▸ GOAL OF THE EXERCISE: Copy everything in the listing below word for word, apart from any images.
>>>>
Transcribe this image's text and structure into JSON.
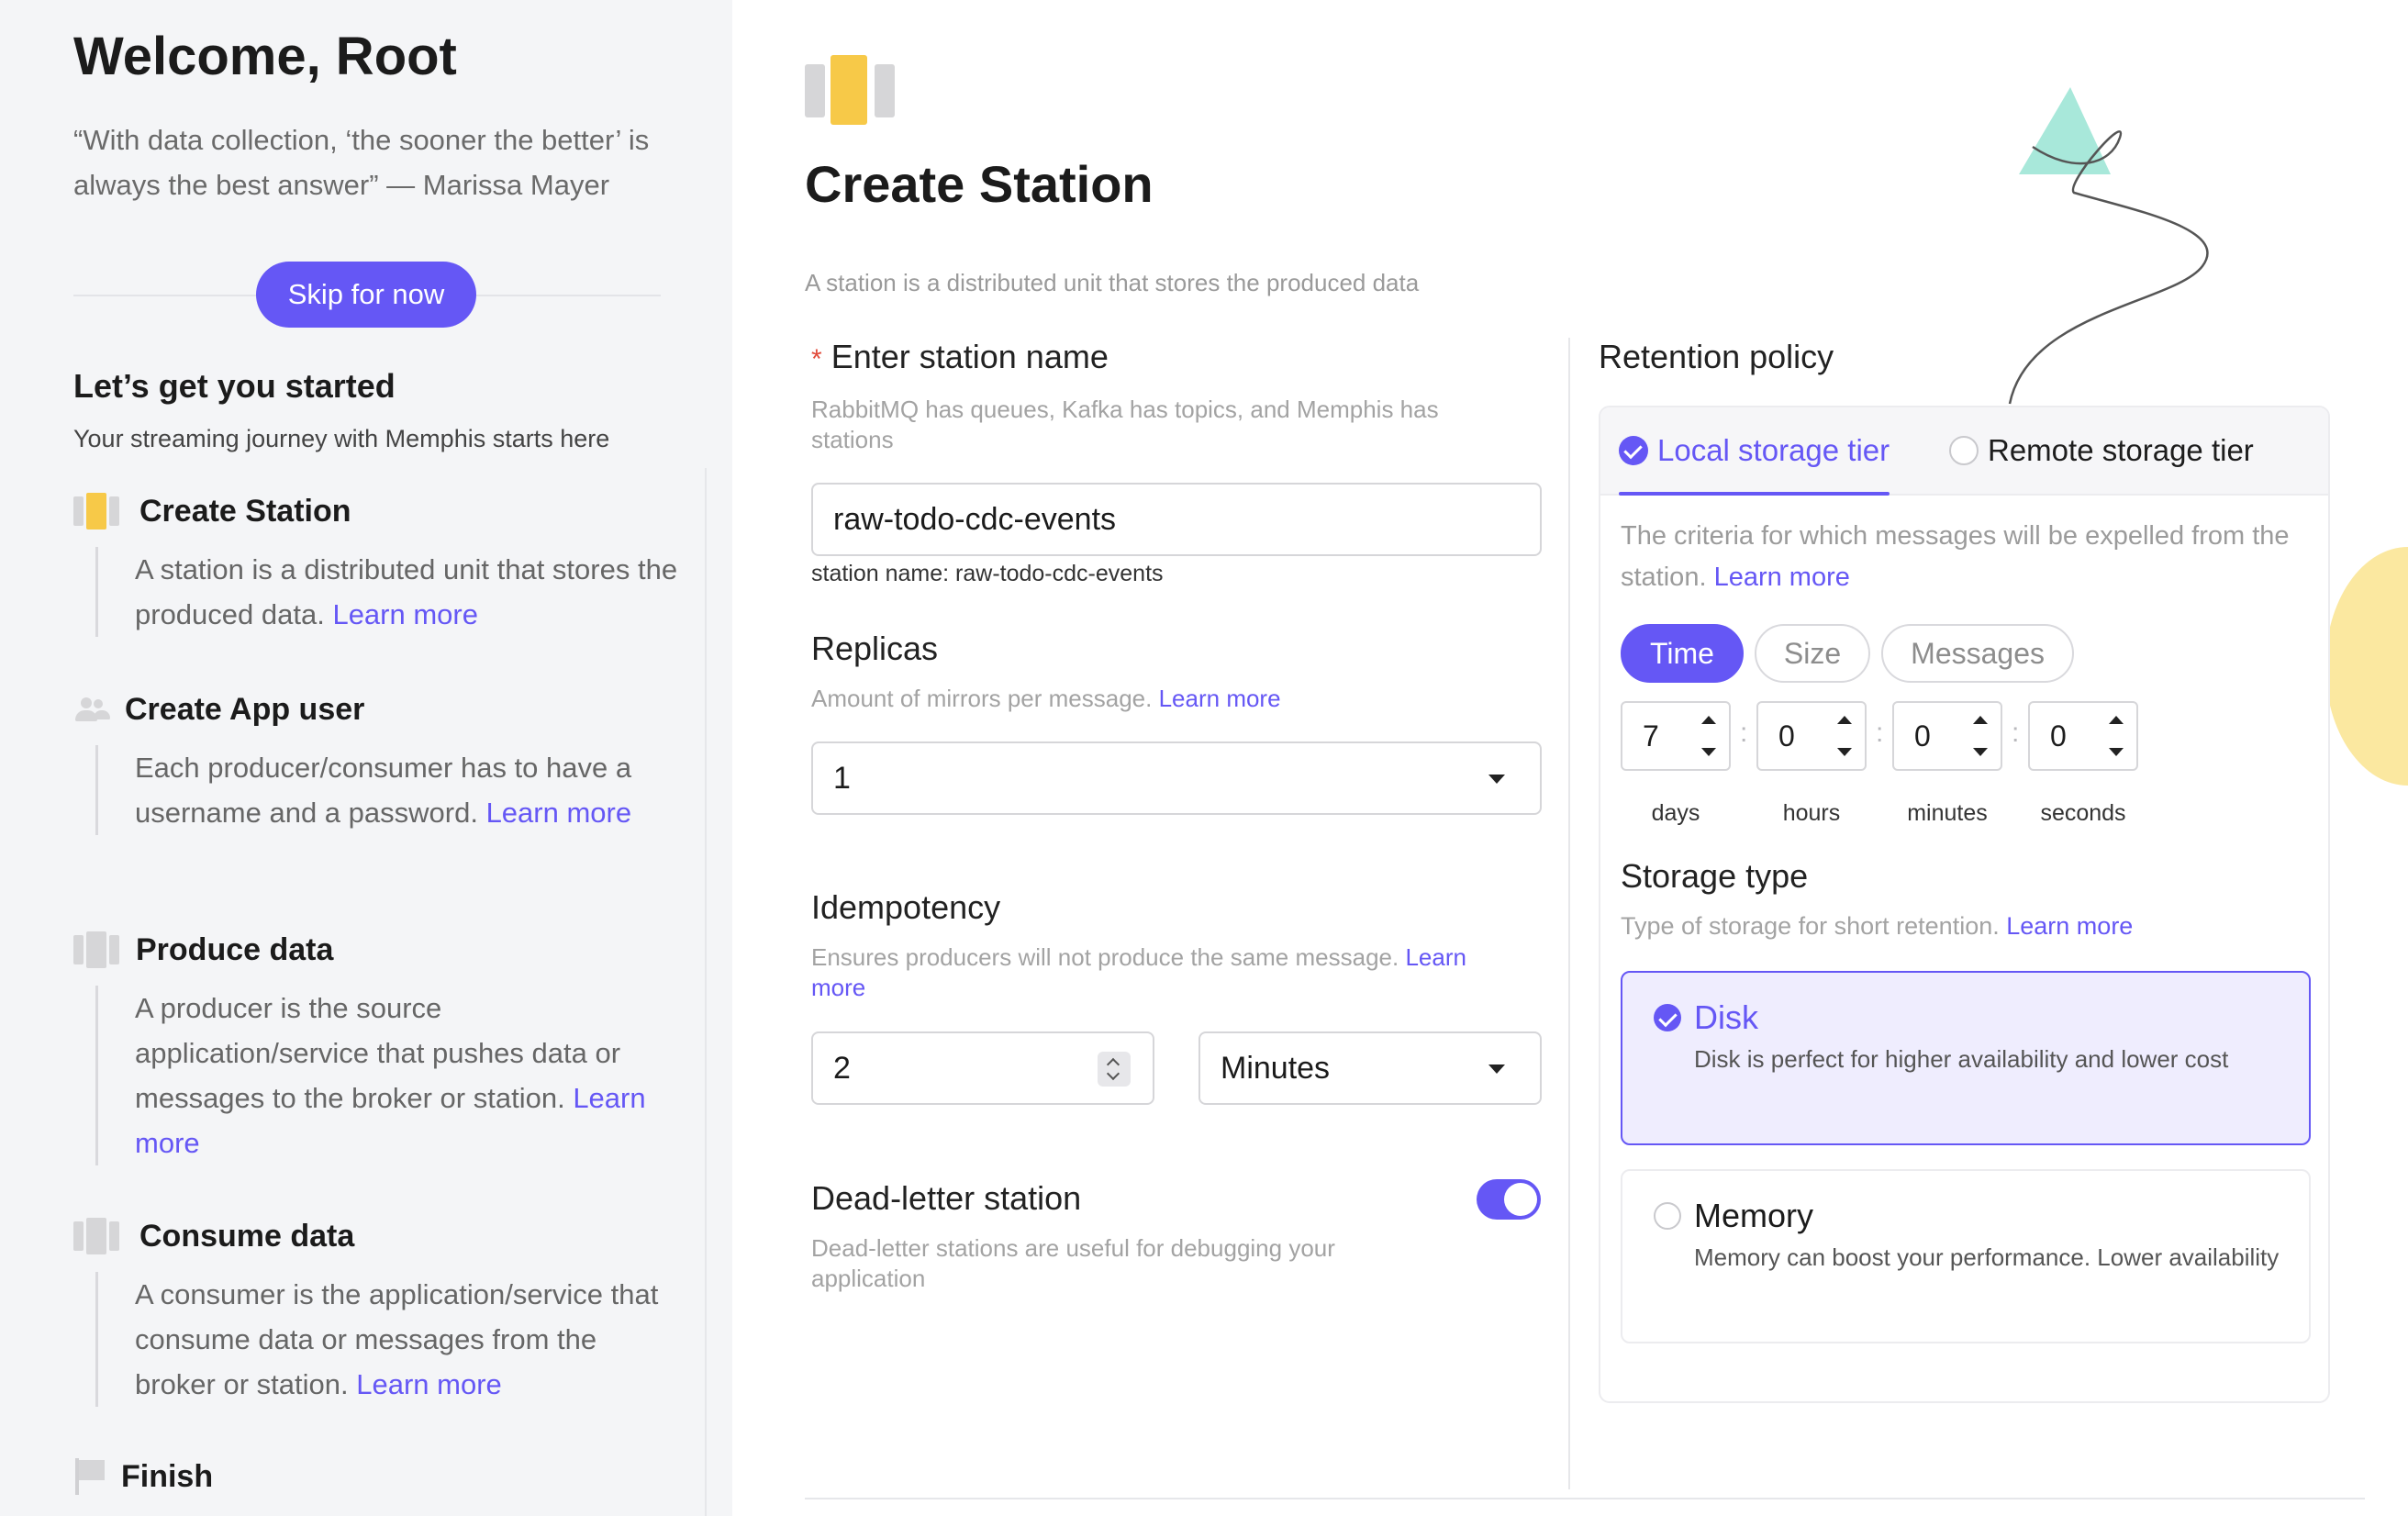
{
  "sidebar": {
    "title": "Welcome, Root",
    "quote": "“With data collection, ‘the sooner the better’ is always the best answer” — Marissa Mayer",
    "skip_label": "Skip for now",
    "section_title": "Let’s get you started",
    "section_subtitle": "Your streaming journey with Memphis starts here",
    "steps": [
      {
        "title": "Create Station",
        "body": "A station is a distributed unit that stores the produced data.",
        "link": "Learn more"
      },
      {
        "title": "Create App user",
        "body": "Each producer/consumer has to have a username and a password.",
        "link": "Learn more"
      },
      {
        "title": "Produce data",
        "body": "A producer is the source application/service that pushes data or messages to the broker or station.",
        "link": "Learn more"
      },
      {
        "title": "Consume data",
        "body": "A consumer is the application/service that consume data or messages from the broker or station.",
        "link": "Learn more"
      },
      {
        "title": "Finish"
      }
    ]
  },
  "main": {
    "title": "Create Station",
    "subtitle": "A station is a distributed unit that stores the produced data",
    "station_name": {
      "required_mark": "*",
      "label": "Enter station name",
      "hint": "RabbitMQ has queues, Kafka has topics, and Memphis has stations",
      "value": "raw-todo-cdc-events",
      "note": "station name: raw-todo-cdc-events"
    },
    "replicas": {
      "label": "Replicas",
      "hint": "Amount of mirrors per message.",
      "link": "Learn more",
      "value": "1"
    },
    "idempotency": {
      "label": "Idempotency",
      "hint": "Ensures producers will not produce the same message.",
      "link": "Learn more",
      "value": "2",
      "unit": "Minutes"
    },
    "dead_letter": {
      "label": "Dead-letter station",
      "hint": "Dead-letter stations are useful for debugging your application",
      "enabled": true
    }
  },
  "retention": {
    "title": "Retention policy",
    "tabs": [
      {
        "label": "Local storage tier",
        "active": true
      },
      {
        "label": "Remote storage tier",
        "active": false
      }
    ],
    "description": "The criteria for which messages will be expelled from the station.",
    "link": "Learn more",
    "modes": [
      {
        "label": "Time",
        "active": true
      },
      {
        "label": "Size",
        "active": false
      },
      {
        "label": "Messages",
        "active": false
      }
    ],
    "time": [
      {
        "value": "7",
        "unit": "days"
      },
      {
        "value": "0",
        "unit": "hours"
      },
      {
        "value": "0",
        "unit": "minutes"
      },
      {
        "value": "0",
        "unit": "seconds"
      }
    ],
    "time_separator": ":",
    "storage_type": {
      "title": "Storage type",
      "hint": "Type of storage for short retention.",
      "link": "Learn more",
      "options": [
        {
          "label": "Disk",
          "desc": "Disk is perfect for higher availability and lower cost",
          "selected": true
        },
        {
          "label": "Memory",
          "desc": "Memory can boost your performance. Lower availability",
          "selected": false
        }
      ]
    }
  },
  "colors": {
    "accent": "#6557f5",
    "station_yellow": "#f7c948",
    "deco_teal": "#a8e8da",
    "deco_yellow": "#fbe8a0"
  }
}
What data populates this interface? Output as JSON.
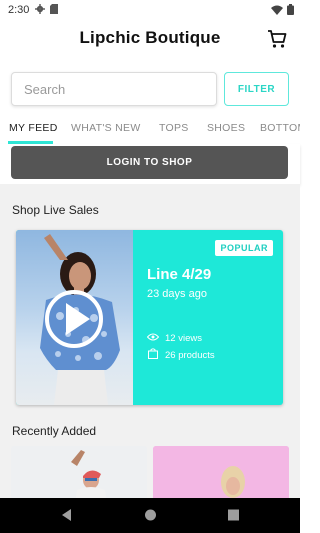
{
  "status_bar": {
    "time": "2:30"
  },
  "header": {
    "title": "Lipchic Boutique"
  },
  "search": {
    "placeholder": "Search",
    "value": "",
    "filter_label": "FILTER"
  },
  "tabs": [
    {
      "label": "MY FEED",
      "active": true
    },
    {
      "label": "WHAT'S NEW",
      "active": false
    },
    {
      "label": "TOPS",
      "active": false
    },
    {
      "label": "SHOES",
      "active": false
    },
    {
      "label": "BOTTOMS",
      "active": false
    }
  ],
  "login": {
    "label": "LOGIN TO SHOP"
  },
  "live_sales": {
    "section_title": "Shop Live Sales",
    "card": {
      "badge": "POPULAR",
      "title": "Line 4/29",
      "subtitle": "23 days ago",
      "views": "12 views",
      "products": "26 products"
    }
  },
  "recent": {
    "section_title": "Recently Added"
  },
  "colors": {
    "accent": "#2ee6d6",
    "card_bg": "#1ee8d8",
    "login_button": "#555555"
  },
  "icons": [
    "settings-icon",
    "sd-card-icon",
    "wifi-icon",
    "battery-icon",
    "cart-icon",
    "play-icon",
    "eye-icon",
    "bag-icon",
    "back-nav-icon",
    "home-nav-icon",
    "recents-nav-icon"
  ]
}
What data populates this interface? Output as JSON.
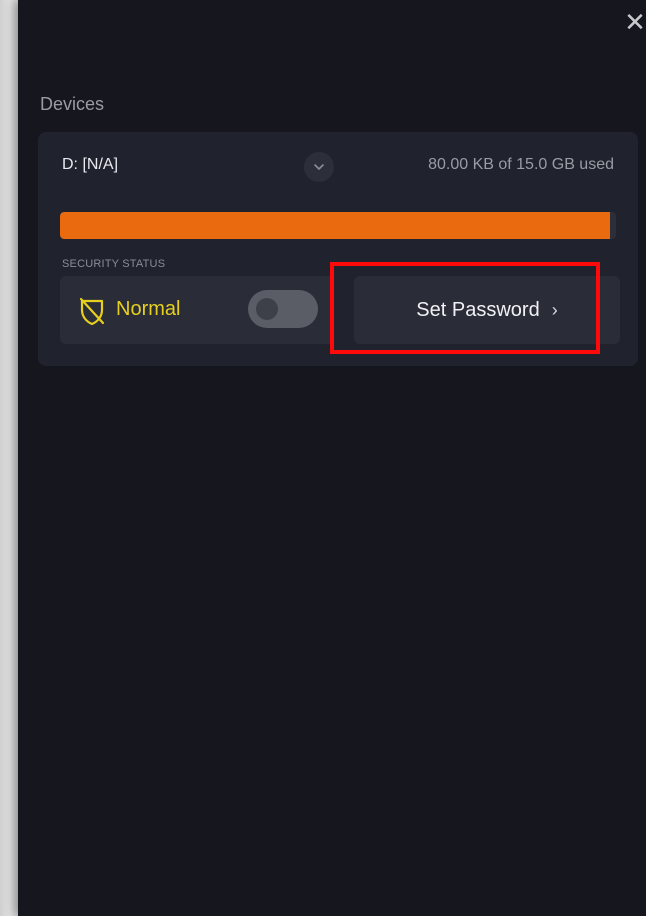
{
  "window": {
    "close_glyph": "✕"
  },
  "devices": {
    "section_title": "Devices",
    "drive": {
      "name": "D: [N/A]",
      "usage_text": "80.00 KB of 15.0 GB used",
      "usage_fraction": 0.99,
      "bar_color": "#e96a0f"
    },
    "security": {
      "label": "SECURITY STATUS",
      "status": "Normal",
      "status_color": "#e6cf1e",
      "toggle_on": false
    },
    "set_password": {
      "label": "Set Password",
      "chevron": "›"
    }
  },
  "annotation": {
    "highlight_color": "#ff0a0a"
  }
}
<<<<
▸ EXERCISE RESPONSE:
Transcribe this image's text and structure into JSON.
{
  "sidebar": {
    "title": "Welcome, Root",
    "quote": "“With data collection, ‘the sooner the better’ is always the best answer” — Marissa Mayer",
    "skip_label": "Skip for now",
    "section_title": "Let’s get you started",
    "section_subtitle": "Your streaming journey with Memphis starts here",
    "steps": [
      {
        "title": "Create Station",
        "body": "A station is a distributed unit that stores the produced data.",
        "link": "Learn more"
      },
      {
        "title": "Create App user",
        "body": "Each producer/consumer has to have a username and a password.",
        "link": "Learn more"
      },
      {
        "title": "Produce data",
        "body": "A producer is the source application/service that pushes data or messages to the broker or station.",
        "link": "Learn more"
      },
      {
        "title": "Consume data",
        "body": "A consumer is the application/service that consume data or messages from the broker or station.",
        "link": "Learn more"
      },
      {
        "title": "Finish"
      }
    ]
  },
  "main": {
    "title": "Create Station",
    "subtitle": "A station is a distributed unit that stores the produced data",
    "station_name": {
      "required_mark": "*",
      "label": "Enter station name",
      "hint": "RabbitMQ has queues, Kafka has topics, and Memphis has stations",
      "value": "raw-todo-cdc-events",
      "note": "station name: raw-todo-cdc-events"
    },
    "replicas": {
      "label": "Replicas",
      "hint": "Amount of mirrors per message.",
      "link": "Learn more",
      "value": "1"
    },
    "idempotency": {
      "label": "Idempotency",
      "hint": "Ensures producers will not produce the same message.",
      "link": "Learn more",
      "value": "2",
      "unit": "Minutes"
    },
    "dead_letter": {
      "label": "Dead-letter station",
      "hint": "Dead-letter stations are useful for debugging your application",
      "enabled": true
    }
  },
  "retention": {
    "title": "Retention policy",
    "tabs": [
      {
        "label": "Local storage tier",
        "active": true
      },
      {
        "label": "Remote storage tier",
        "active": false
      }
    ],
    "description": "The criteria for which messages will be expelled from the station.",
    "link": "Learn more",
    "modes": [
      {
        "label": "Time",
        "active": true
      },
      {
        "label": "Size",
        "active": false
      },
      {
        "label": "Messages",
        "active": false
      }
    ],
    "time": [
      {
        "value": "7",
        "unit": "days"
      },
      {
        "value": "0",
        "unit": "hours"
      },
      {
        "value": "0",
        "unit": "minutes"
      },
      {
        "value": "0",
        "unit": "seconds"
      }
    ],
    "time_separator": ":",
    "storage_type": {
      "title": "Storage type",
      "hint": "Type of storage for short retention.",
      "link": "Learn more",
      "options": [
        {
          "label": "Disk",
          "desc": "Disk is perfect for higher availability and lower cost",
          "selected": true
        },
        {
          "label": "Memory",
          "desc": "Memory can boost your performance. Lower availability",
          "selected": false
        }
      ]
    }
  },
  "colors": {
    "accent": "#6557f5",
    "station_yellow": "#f7c948",
    "deco_teal": "#a8e8da",
    "deco_yellow": "#fbe8a0"
  }
}
What data populates this interface? Output as JSON.
{
  "status_bar": {
    "time": "2:30"
  },
  "header": {
    "title": "Lipchic Boutique"
  },
  "search": {
    "placeholder": "Search",
    "value": "",
    "filter_label": "FILTER"
  },
  "tabs": [
    {
      "label": "MY FEED",
      "active": true
    },
    {
      "label": "WHAT'S NEW",
      "active": false
    },
    {
      "label": "TOPS",
      "active": false
    },
    {
      "label": "SHOES",
      "active": false
    },
    {
      "label": "BOTTOMS",
      "active": false
    }
  ],
  "login": {
    "label": "LOGIN TO SHOP"
  },
  "live_sales": {
    "section_title": "Shop Live Sales",
    "card": {
      "badge": "POPULAR",
      "title": "Line 4/29",
      "subtitle": "23 days ago",
      "views": "12 views",
      "products": "26 products"
    }
  },
  "recent": {
    "section_title": "Recently Added"
  },
  "colors": {
    "accent": "#2ee6d6",
    "card_bg": "#1ee8d8",
    "login_button": "#555555"
  },
  "icons": [
    "settings-icon",
    "sd-card-icon",
    "wifi-icon",
    "battery-icon",
    "cart-icon",
    "play-icon",
    "eye-icon",
    "bag-icon",
    "back-nav-icon",
    "home-nav-icon",
    "recents-nav-icon"
  ]
}
What data populates this interface? Output as JSON.
{
  "window": {
    "close_glyph": "✕"
  },
  "devices": {
    "section_title": "Devices",
    "drive": {
      "name": "D: [N/A]",
      "usage_text": "80.00 KB of 15.0 GB used",
      "usage_fraction": 0.99,
      "bar_color": "#e96a0f"
    },
    "security": {
      "label": "SECURITY STATUS",
      "status": "Normal",
      "status_color": "#e6cf1e",
      "toggle_on": false
    },
    "set_password": {
      "label": "Set Password",
      "chevron": "›"
    }
  },
  "annotation": {
    "highlight_color": "#ff0a0a"
  }
}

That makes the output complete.